--- Begin Dataset ---

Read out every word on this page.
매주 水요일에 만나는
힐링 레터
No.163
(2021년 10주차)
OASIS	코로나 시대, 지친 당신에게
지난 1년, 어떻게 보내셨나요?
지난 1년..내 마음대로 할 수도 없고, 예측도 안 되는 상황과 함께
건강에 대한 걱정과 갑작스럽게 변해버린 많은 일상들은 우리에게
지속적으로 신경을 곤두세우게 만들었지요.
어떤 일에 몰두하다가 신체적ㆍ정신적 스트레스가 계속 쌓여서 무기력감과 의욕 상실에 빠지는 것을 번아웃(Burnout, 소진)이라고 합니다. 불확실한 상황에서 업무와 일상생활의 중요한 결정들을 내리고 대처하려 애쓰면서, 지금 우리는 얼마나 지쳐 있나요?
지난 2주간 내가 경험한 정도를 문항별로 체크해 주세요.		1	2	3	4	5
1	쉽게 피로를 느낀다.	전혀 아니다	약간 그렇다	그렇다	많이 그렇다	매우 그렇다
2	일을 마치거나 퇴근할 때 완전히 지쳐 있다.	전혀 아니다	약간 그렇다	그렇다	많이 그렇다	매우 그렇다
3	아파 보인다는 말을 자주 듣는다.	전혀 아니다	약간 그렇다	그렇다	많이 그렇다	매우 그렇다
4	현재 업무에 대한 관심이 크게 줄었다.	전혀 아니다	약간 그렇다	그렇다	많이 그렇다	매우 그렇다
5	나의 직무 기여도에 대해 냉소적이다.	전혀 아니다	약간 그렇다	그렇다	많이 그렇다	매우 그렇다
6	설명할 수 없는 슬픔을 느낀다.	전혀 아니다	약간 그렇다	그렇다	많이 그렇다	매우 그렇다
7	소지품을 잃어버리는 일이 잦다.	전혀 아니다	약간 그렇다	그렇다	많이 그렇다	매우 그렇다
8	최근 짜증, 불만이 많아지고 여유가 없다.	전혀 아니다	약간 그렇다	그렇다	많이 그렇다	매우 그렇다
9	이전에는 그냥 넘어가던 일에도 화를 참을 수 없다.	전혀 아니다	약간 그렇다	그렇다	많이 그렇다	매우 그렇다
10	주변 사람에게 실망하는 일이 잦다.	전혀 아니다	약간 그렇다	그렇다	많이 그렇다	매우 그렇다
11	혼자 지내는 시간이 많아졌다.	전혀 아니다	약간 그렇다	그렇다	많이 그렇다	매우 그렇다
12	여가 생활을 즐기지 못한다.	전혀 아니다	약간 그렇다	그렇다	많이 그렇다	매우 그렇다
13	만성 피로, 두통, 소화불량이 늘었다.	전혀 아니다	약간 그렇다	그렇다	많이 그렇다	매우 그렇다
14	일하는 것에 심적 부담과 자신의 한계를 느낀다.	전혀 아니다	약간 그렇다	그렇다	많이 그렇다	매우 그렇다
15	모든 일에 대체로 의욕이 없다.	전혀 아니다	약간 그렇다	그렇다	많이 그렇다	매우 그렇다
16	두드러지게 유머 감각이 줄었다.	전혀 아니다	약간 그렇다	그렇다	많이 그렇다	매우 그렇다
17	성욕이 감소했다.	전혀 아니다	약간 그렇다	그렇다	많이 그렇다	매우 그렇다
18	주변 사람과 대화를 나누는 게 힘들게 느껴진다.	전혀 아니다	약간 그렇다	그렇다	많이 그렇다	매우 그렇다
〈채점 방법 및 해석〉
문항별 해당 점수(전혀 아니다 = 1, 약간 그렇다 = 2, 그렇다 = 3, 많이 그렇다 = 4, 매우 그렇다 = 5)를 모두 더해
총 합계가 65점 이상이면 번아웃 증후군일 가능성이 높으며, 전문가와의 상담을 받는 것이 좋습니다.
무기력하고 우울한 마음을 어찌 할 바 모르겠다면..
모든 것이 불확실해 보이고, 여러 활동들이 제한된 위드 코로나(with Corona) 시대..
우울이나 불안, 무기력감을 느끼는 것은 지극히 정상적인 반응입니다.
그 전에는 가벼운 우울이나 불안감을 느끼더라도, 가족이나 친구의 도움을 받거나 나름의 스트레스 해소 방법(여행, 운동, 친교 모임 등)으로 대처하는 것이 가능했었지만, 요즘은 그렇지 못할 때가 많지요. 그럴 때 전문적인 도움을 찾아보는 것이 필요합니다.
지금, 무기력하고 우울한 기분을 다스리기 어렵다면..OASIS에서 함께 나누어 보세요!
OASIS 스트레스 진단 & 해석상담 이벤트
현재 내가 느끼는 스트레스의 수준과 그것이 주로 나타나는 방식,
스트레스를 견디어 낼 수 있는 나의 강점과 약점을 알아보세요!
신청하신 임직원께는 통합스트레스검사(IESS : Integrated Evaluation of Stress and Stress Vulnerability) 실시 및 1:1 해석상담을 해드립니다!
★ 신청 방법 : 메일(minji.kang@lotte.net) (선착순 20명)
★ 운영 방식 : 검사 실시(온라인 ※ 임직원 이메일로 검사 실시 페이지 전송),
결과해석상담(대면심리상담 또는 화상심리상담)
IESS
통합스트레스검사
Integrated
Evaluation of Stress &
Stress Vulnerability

--- End Dataset ---

§ **Instructions to follow**
Reply with one number only: the count of lines in the entries that contain "통합스트레스검사".

§ **Worked solution**
2